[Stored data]

..........

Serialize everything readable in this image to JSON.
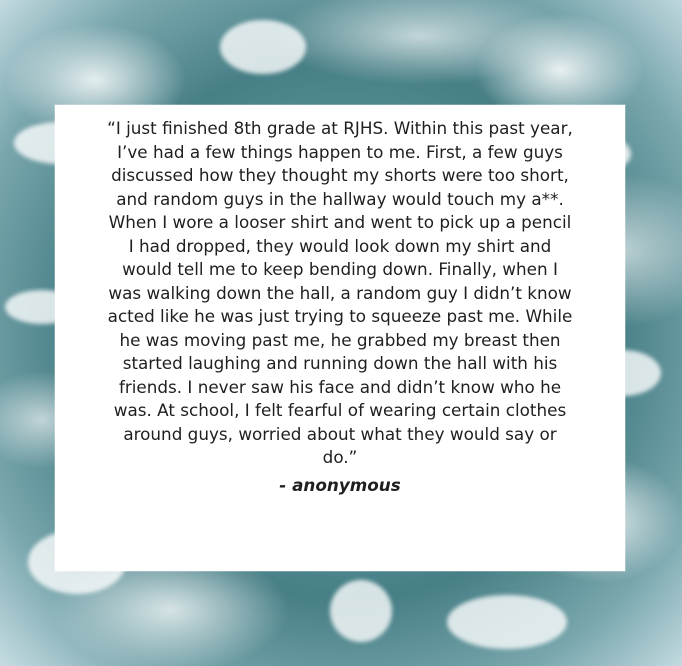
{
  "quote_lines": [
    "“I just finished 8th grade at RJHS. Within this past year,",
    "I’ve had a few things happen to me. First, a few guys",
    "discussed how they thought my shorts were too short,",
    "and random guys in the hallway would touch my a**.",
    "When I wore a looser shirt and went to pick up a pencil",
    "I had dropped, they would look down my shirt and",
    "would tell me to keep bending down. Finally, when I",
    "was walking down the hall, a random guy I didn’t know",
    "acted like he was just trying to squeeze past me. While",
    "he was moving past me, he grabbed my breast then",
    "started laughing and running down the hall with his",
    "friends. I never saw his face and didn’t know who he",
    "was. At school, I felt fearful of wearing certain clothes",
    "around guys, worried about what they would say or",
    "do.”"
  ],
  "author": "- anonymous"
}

..........

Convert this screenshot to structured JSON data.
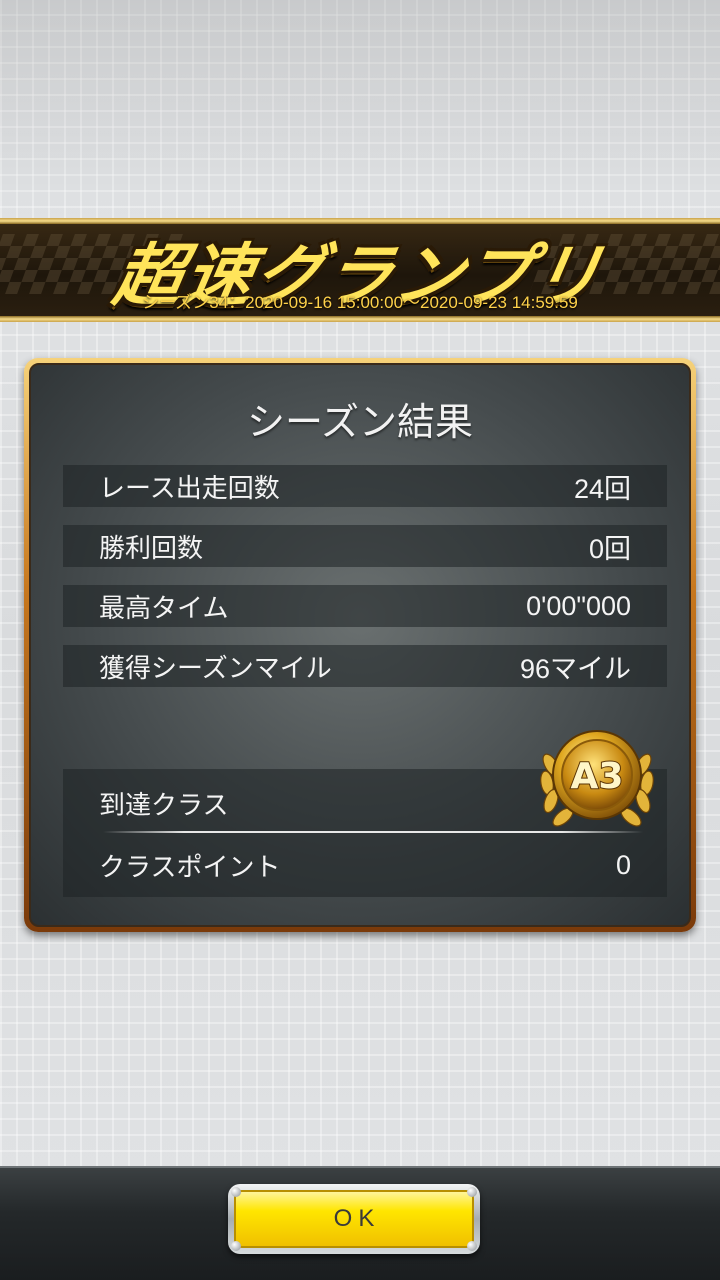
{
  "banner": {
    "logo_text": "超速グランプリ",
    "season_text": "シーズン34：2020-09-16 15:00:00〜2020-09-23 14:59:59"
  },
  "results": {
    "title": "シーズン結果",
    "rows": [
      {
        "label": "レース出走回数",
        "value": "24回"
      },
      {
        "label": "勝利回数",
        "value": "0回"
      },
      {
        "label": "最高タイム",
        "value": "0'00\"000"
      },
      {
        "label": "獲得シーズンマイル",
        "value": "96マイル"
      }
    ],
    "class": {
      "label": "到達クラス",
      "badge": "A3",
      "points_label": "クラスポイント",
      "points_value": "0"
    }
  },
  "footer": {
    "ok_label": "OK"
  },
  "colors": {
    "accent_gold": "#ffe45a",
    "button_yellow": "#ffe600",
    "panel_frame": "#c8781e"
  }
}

..........

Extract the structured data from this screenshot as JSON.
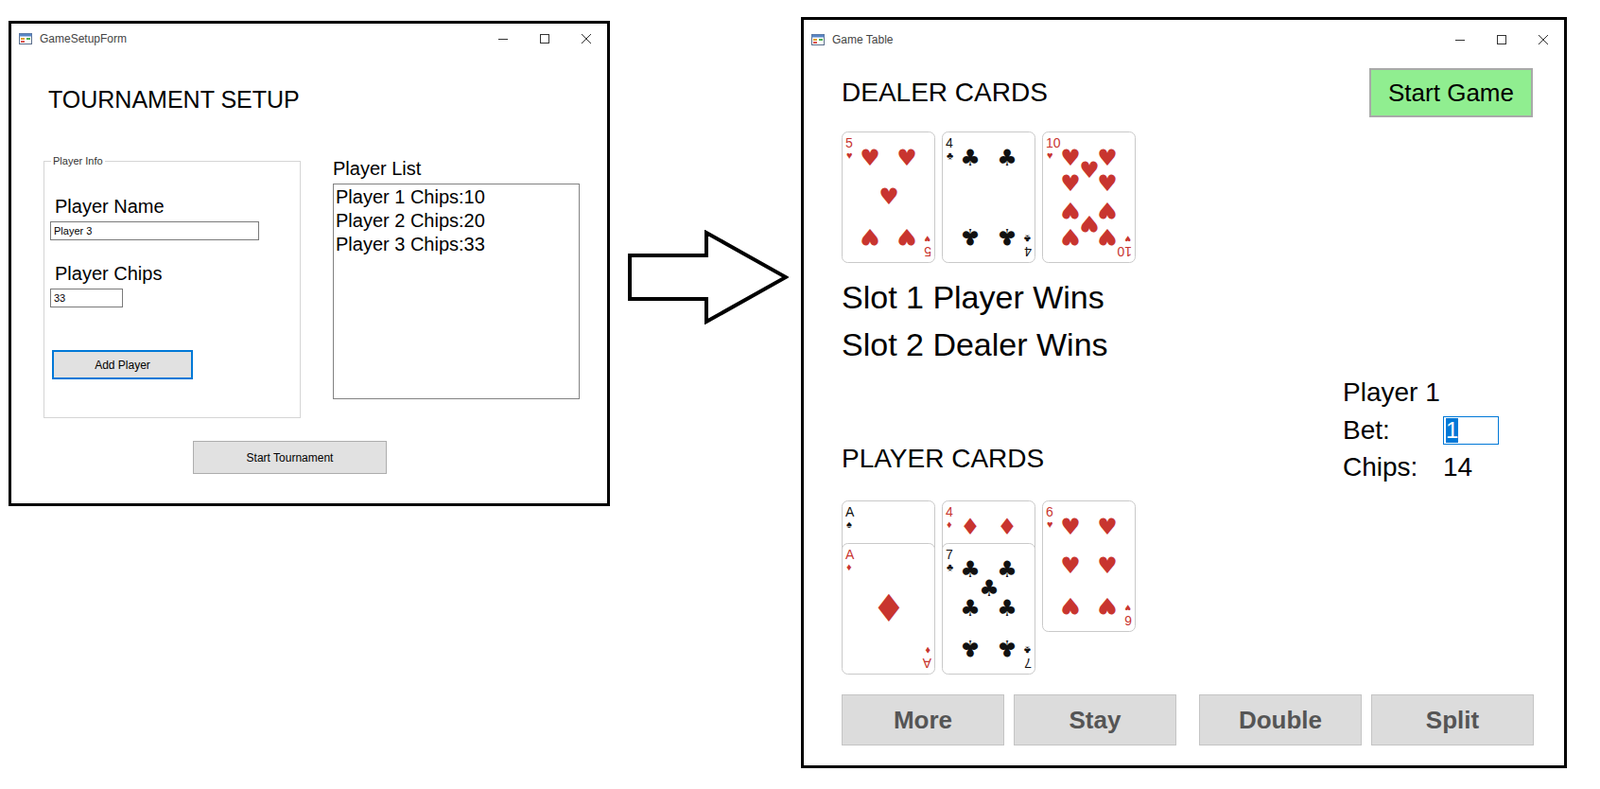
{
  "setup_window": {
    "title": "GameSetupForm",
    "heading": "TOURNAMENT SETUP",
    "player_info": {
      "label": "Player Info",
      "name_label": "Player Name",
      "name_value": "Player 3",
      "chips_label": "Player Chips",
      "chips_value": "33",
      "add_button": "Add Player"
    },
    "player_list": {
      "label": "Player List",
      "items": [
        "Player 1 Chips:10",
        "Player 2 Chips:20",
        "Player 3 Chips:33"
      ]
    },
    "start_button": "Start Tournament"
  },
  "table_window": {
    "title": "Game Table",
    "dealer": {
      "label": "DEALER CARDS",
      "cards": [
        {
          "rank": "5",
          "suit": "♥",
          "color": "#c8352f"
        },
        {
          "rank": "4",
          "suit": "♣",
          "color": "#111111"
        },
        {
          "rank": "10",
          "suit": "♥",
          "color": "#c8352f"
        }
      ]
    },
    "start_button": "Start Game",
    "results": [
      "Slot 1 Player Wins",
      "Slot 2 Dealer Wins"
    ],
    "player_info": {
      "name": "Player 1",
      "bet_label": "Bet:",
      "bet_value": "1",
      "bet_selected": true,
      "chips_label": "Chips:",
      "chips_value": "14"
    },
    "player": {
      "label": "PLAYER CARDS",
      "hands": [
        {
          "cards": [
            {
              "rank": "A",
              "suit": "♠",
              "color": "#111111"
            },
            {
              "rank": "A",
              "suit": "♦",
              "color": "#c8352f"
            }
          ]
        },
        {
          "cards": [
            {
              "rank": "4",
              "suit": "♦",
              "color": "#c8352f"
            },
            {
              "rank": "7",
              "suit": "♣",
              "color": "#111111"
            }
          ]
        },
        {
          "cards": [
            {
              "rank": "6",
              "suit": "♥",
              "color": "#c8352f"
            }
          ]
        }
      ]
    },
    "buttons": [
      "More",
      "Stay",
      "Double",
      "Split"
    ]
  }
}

..........

§ **Directions**
Scan the records above for the string "rank", then report every line that contains it.

§ **Answer to the problem**
          "rank": "5",
          "rank": "4",
          "rank": "10",
              "rank": "A",
              "rank": "A",
              "rank": "4",
              "rank": "7",
              "rank": "6",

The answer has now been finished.